(MATERIAL TO PROCESS):

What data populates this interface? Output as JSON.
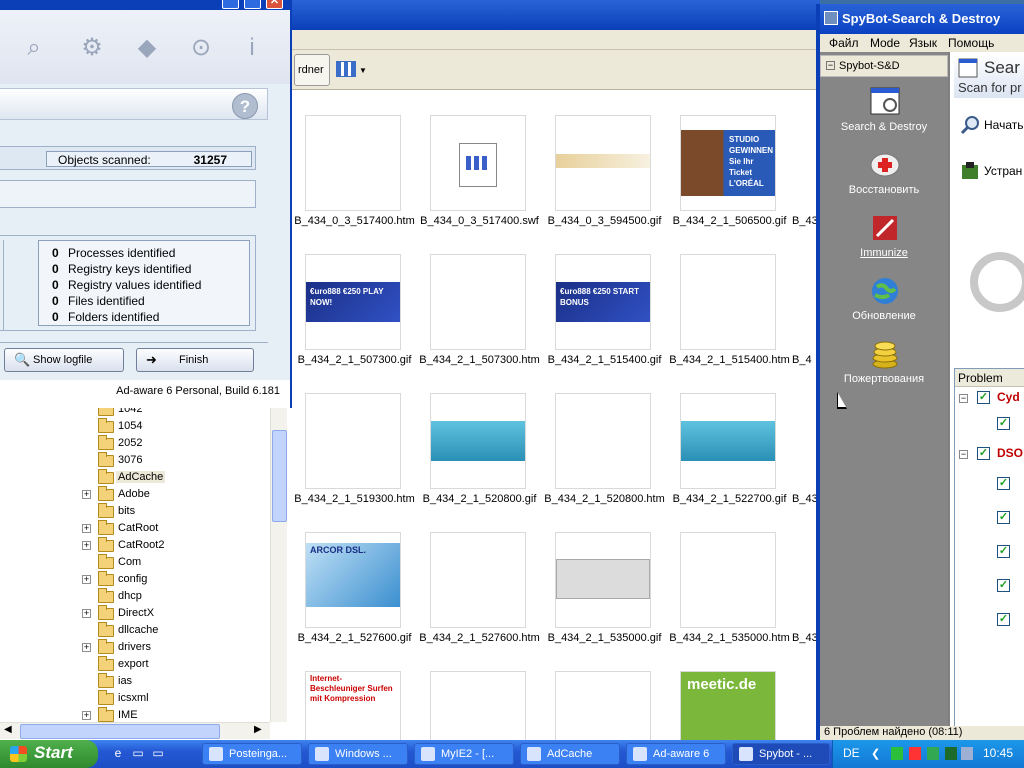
{
  "explorer": {
    "address_button": "rdner",
    "tree": [
      {
        "label": "1042",
        "expandable": false
      },
      {
        "label": "1054",
        "expandable": false
      },
      {
        "label": "2052",
        "expandable": false
      },
      {
        "label": "3076",
        "expandable": false
      },
      {
        "label": "AdCache",
        "expandable": false,
        "selected": true
      },
      {
        "label": "Adobe",
        "expandable": true
      },
      {
        "label": "bits",
        "expandable": false
      },
      {
        "label": "CatRoot",
        "expandable": true
      },
      {
        "label": "CatRoot2",
        "expandable": true
      },
      {
        "label": "Com",
        "expandable": false
      },
      {
        "label": "config",
        "expandable": true
      },
      {
        "label": "dhcp",
        "expandable": false
      },
      {
        "label": "DirectX",
        "expandable": true
      },
      {
        "label": "dllcache",
        "expandable": false
      },
      {
        "label": "drivers",
        "expandable": true
      },
      {
        "label": "export",
        "expandable": false
      },
      {
        "label": "ias",
        "expandable": false
      },
      {
        "label": "icsxml",
        "expandable": false
      },
      {
        "label": "IME",
        "expandable": true
      }
    ],
    "thumbnails": [
      {
        "name": "B_434_0_3_517400.htm",
        "art": "none"
      },
      {
        "name": "B_434_0_3_517400.swf",
        "art": "swf"
      },
      {
        "name": "B_434_0_3_594500.gif",
        "art": "banner"
      },
      {
        "name": "B_434_2_1_506500.gif",
        "art": "studio",
        "text": "STUDIO GEWINNEN Sie Ihr Ticket L'ORÉAL"
      },
      {
        "name": "B_434_2_1_507300.gif",
        "art": "euro",
        "text": "€uro888 €250 PLAY NOW!"
      },
      {
        "name": "B_434_2_1_507300.htm",
        "art": "none"
      },
      {
        "name": "B_434_2_1_515400.gif",
        "art": "euro",
        "text": "€uro888 €250 START BONUS"
      },
      {
        "name": "B_434_2_1_515400.htm",
        "art": "none"
      },
      {
        "name": "B_434_2_1_519300.htm",
        "art": "none"
      },
      {
        "name": "B_434_2_1_520800.gif",
        "art": "phone"
      },
      {
        "name": "B_434_2_1_520800.htm",
        "art": "none"
      },
      {
        "name": "B_434_2_1_522700.gif",
        "art": "phone"
      },
      {
        "name": "B_434_2_1_527600.gif",
        "art": "dsl",
        "text": "ARCOR DSL."
      },
      {
        "name": "B_434_2_1_527600.htm",
        "art": "none"
      },
      {
        "name": "B_434_2_1_535000.gif",
        "art": "screen"
      },
      {
        "name": "B_434_2_1_535000.htm",
        "art": "none"
      },
      {
        "name": "",
        "art": "inet",
        "text": "Internet-Beschleuniger Surfen mit Kompression"
      },
      {
        "name": "",
        "art": "none"
      },
      {
        "name": "",
        "art": "none"
      },
      {
        "name": "",
        "art": "meetic",
        "text": "meetic.de"
      }
    ],
    "partial_names": [
      "B_43",
      "B_4",
      "B_43",
      "B_43"
    ]
  },
  "adaware": {
    "objects_scanned_label": "Objects scanned:",
    "objects_scanned_value": "31257",
    "results": [
      {
        "count": "0",
        "label": "Processes identified"
      },
      {
        "count": "0",
        "label": "Registry keys identified"
      },
      {
        "count": "0",
        "label": "Registry values identified"
      },
      {
        "count": "0",
        "label": "Files identified"
      },
      {
        "count": "0",
        "label": "Folders identified"
      }
    ],
    "show_logfile": "Show logfile",
    "finish": "Finish",
    "build": "Ad-aware 6 Personal, Build 6.181",
    "help_glyph": "?",
    "close_glyph": "✕"
  },
  "spybot": {
    "title": "SpyBot-Search & Destroy",
    "menu": [
      "Файл",
      "Mode",
      "Язык",
      "Помощь"
    ],
    "tree_root": "Spybot-S&D",
    "nav": [
      {
        "label": "Search & Destroy"
      },
      {
        "label": "Восстановить"
      },
      {
        "label": "Immunize"
      },
      {
        "label": "Обновление"
      },
      {
        "label": "Пожертвования"
      }
    ],
    "header_title": "Sear",
    "header_sub": "Scan for pr",
    "action_start": "Начать",
    "action_fix": "Устран",
    "list_header": "Problem",
    "groups": [
      "Cyd",
      "DSO"
    ],
    "status": "6 Проблем найдено (08:11)"
  },
  "taskbar": {
    "start": "Start",
    "buttons": [
      {
        "label": "Posteinga..."
      },
      {
        "label": "Windows ..."
      },
      {
        "label": "MyIE2 - [..."
      },
      {
        "label": "AdCache"
      },
      {
        "label": "Ad-aware 6"
      },
      {
        "label": "Spybot - ..."
      }
    ],
    "lang": "DE",
    "clock": "10:45"
  }
}
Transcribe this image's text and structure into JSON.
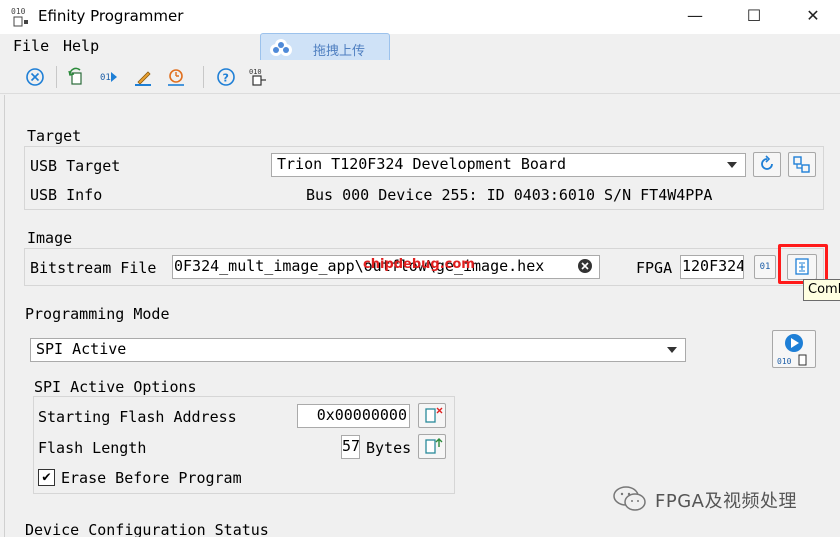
{
  "window": {
    "title": "Efinity Programmer",
    "minimize_glyph": "—",
    "maximize_glyph": "☐",
    "close_glyph": "✕",
    "app_icon_text": "010"
  },
  "menu": {
    "file": "File",
    "help": "Help"
  },
  "overlay": {
    "upload_label": "拖拽上传",
    "red_text": "chipdebug.com"
  },
  "toolbar": {
    "icons": [
      "stop-icon",
      "refresh-target-icon",
      "program-icon",
      "edit-icon",
      "timer-icon",
      "help-icon",
      "binary-icon"
    ]
  },
  "target": {
    "section_label": "Target",
    "usb_target_label": "USB Target",
    "usb_target_value": "Trion T120F324 Development Board",
    "usb_info_label": "USB Info",
    "usb_info_value": "Bus 000 Device 255: ID 0403:6010 S/N FT4W4PPA"
  },
  "image": {
    "section_label": "Image",
    "bitstream_label": "Bitstream File",
    "bitstream_value": "0F324_mult_image_app\\outflow\\ge_image.hex",
    "fpga_label": "FPGA",
    "fpga_value": "120F324",
    "fpga_btn_text": "01",
    "tooltip": "Comb"
  },
  "programming": {
    "section_label": "Programming Mode",
    "mode_value": "SPI Active",
    "options_label": "SPI Active Options",
    "start_addr_label": "Starting Flash Address",
    "start_addr_value": "0x00000000",
    "flash_len_label": "Flash Length",
    "flash_len_value": "57",
    "flash_len_unit": "Bytes",
    "erase_label": "Erase Before Program",
    "erase_checked": "✔",
    "start_btn_text": "010"
  },
  "status": {
    "section_label": "Device Configuration Status"
  },
  "watermark": {
    "text": "FPGA及视频处理"
  },
  "colors": {
    "accent": "#1e7fd6",
    "highlight": "#ff1a1a",
    "panel": "#f0f0f0"
  }
}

(CHALLENGE): Take the listing and print it again exactly, but without any pictures.

(SOLVED EXERCISE):
What data populates this interface? Output as JSON.
{
  "explorer": {
    "address_button": "rdner",
    "tree": [
      {
        "label": "1042",
        "expandable": false
      },
      {
        "label": "1054",
        "expandable": false
      },
      {
        "label": "2052",
        "expandable": false
      },
      {
        "label": "3076",
        "expandable": false
      },
      {
        "label": "AdCache",
        "expandable": false,
        "selected": true
      },
      {
        "label": "Adobe",
        "expandable": true
      },
      {
        "label": "bits",
        "expandable": false
      },
      {
        "label": "CatRoot",
        "expandable": true
      },
      {
        "label": "CatRoot2",
        "expandable": true
      },
      {
        "label": "Com",
        "expandable": false
      },
      {
        "label": "config",
        "expandable": true
      },
      {
        "label": "dhcp",
        "expandable": false
      },
      {
        "label": "DirectX",
        "expandable": true
      },
      {
        "label": "dllcache",
        "expandable": false
      },
      {
        "label": "drivers",
        "expandable": true
      },
      {
        "label": "export",
        "expandable": false
      },
      {
        "label": "ias",
        "expandable": false
      },
      {
        "label": "icsxml",
        "expandable": false
      },
      {
        "label": "IME",
        "expandable": true
      }
    ],
    "thumbnails": [
      {
        "name": "B_434_0_3_517400.htm",
        "art": "none"
      },
      {
        "name": "B_434_0_3_517400.swf",
        "art": "swf"
      },
      {
        "name": "B_434_0_3_594500.gif",
        "art": "banner"
      },
      {
        "name": "B_434_2_1_506500.gif",
        "art": "studio",
        "text": "STUDIO GEWINNEN Sie Ihr Ticket L'ORÉAL"
      },
      {
        "name": "B_434_2_1_507300.gif",
        "art": "euro",
        "text": "€uro888 €250 PLAY NOW!"
      },
      {
        "name": "B_434_2_1_507300.htm",
        "art": "none"
      },
      {
        "name": "B_434_2_1_515400.gif",
        "art": "euro",
        "text": "€uro888 €250 START BONUS"
      },
      {
        "name": "B_434_2_1_515400.htm",
        "art": "none"
      },
      {
        "name": "B_434_2_1_519300.htm",
        "art": "none"
      },
      {
        "name": "B_434_2_1_520800.gif",
        "art": "phone"
      },
      {
        "name": "B_434_2_1_520800.htm",
        "art": "none"
      },
      {
        "name": "B_434_2_1_522700.gif",
        "art": "phone"
      },
      {
        "name": "B_434_2_1_527600.gif",
        "art": "dsl",
        "text": "ARCOR DSL."
      },
      {
        "name": "B_434_2_1_527600.htm",
        "art": "none"
      },
      {
        "name": "B_434_2_1_535000.gif",
        "art": "screen"
      },
      {
        "name": "B_434_2_1_535000.htm",
        "art": "none"
      },
      {
        "name": "",
        "art": "inet",
        "text": "Internet-Beschleuniger Surfen mit Kompression"
      },
      {
        "name": "",
        "art": "none"
      },
      {
        "name": "",
        "art": "none"
      },
      {
        "name": "",
        "art": "meetic",
        "text": "meetic.de"
      }
    ],
    "partial_names": [
      "B_43",
      "B_4",
      "B_43",
      "B_43"
    ]
  },
  "adaware": {
    "objects_scanned_label": "Objects scanned:",
    "objects_scanned_value": "31257",
    "results": [
      {
        "count": "0",
        "label": "Processes identified"
      },
      {
        "count": "0",
        "label": "Registry keys identified"
      },
      {
        "count": "0",
        "label": "Registry values identified"
      },
      {
        "count": "0",
        "label": "Files identified"
      },
      {
        "count": "0",
        "label": "Folders identified"
      }
    ],
    "show_logfile": "Show logfile",
    "finish": "Finish",
    "build": "Ad-aware 6 Personal, Build 6.181",
    "help_glyph": "?",
    "close_glyph": "✕"
  },
  "spybot": {
    "title": "SpyBot-Search & Destroy",
    "menu": [
      "Файл",
      "Mode",
      "Язык",
      "Помощь"
    ],
    "tree_root": "Spybot-S&D",
    "nav": [
      {
        "label": "Search & Destroy"
      },
      {
        "label": "Восстановить"
      },
      {
        "label": "Immunize"
      },
      {
        "label": "Обновление"
      },
      {
        "label": "Пожертвования"
      }
    ],
    "header_title": "Sear",
    "header_sub": "Scan for pr",
    "action_start": "Начать",
    "action_fix": "Устран",
    "list_header": "Problem",
    "groups": [
      "Cyd",
      "DSO"
    ],
    "status": "6 Проблем найдено (08:11)"
  },
  "taskbar": {
    "start": "Start",
    "buttons": [
      {
        "label": "Posteinga..."
      },
      {
        "label": "Windows ..."
      },
      {
        "label": "MyIE2 - [..."
      },
      {
        "label": "AdCache"
      },
      {
        "label": "Ad-aware 6"
      },
      {
        "label": "Spybot - ..."
      }
    ],
    "lang": "DE",
    "clock": "10:45"
  }
}
Transcribe this image's text and structure into JSON.
{
  "window": {
    "title": "Efinity Programmer",
    "minimize_glyph": "—",
    "maximize_glyph": "☐",
    "close_glyph": "✕",
    "app_icon_text": "010"
  },
  "menu": {
    "file": "File",
    "help": "Help"
  },
  "overlay": {
    "upload_label": "拖拽上传",
    "red_text": "chipdebug.com"
  },
  "toolbar": {
    "icons": [
      "stop-icon",
      "refresh-target-icon",
      "program-icon",
      "edit-icon",
      "timer-icon",
      "help-icon",
      "binary-icon"
    ]
  },
  "target": {
    "section_label": "Target",
    "usb_target_label": "USB Target",
    "usb_target_value": "Trion T120F324 Development Board",
    "usb_info_label": "USB Info",
    "usb_info_value": "Bus 000 Device 255: ID 0403:6010 S/N FT4W4PPA"
  },
  "image": {
    "section_label": "Image",
    "bitstream_label": "Bitstream File",
    "bitstream_value": "0F324_mult_image_app\\outflow\\ge_image.hex",
    "fpga_label": "FPGA",
    "fpga_value": "120F324",
    "fpga_btn_text": "01",
    "tooltip": "Comb"
  },
  "programming": {
    "section_label": "Programming Mode",
    "mode_value": "SPI Active",
    "options_label": "SPI Active Options",
    "start_addr_label": "Starting Flash Address",
    "start_addr_value": "0x00000000",
    "flash_len_label": "Flash Length",
    "flash_len_value": "57",
    "flash_len_unit": "Bytes",
    "erase_label": "Erase Before Program",
    "erase_checked": "✔",
    "start_btn_text": "010"
  },
  "status": {
    "section_label": "Device Configuration Status"
  },
  "watermark": {
    "text": "FPGA及视频处理"
  },
  "colors": {
    "accent": "#1e7fd6",
    "highlight": "#ff1a1a",
    "panel": "#f0f0f0"
  }
}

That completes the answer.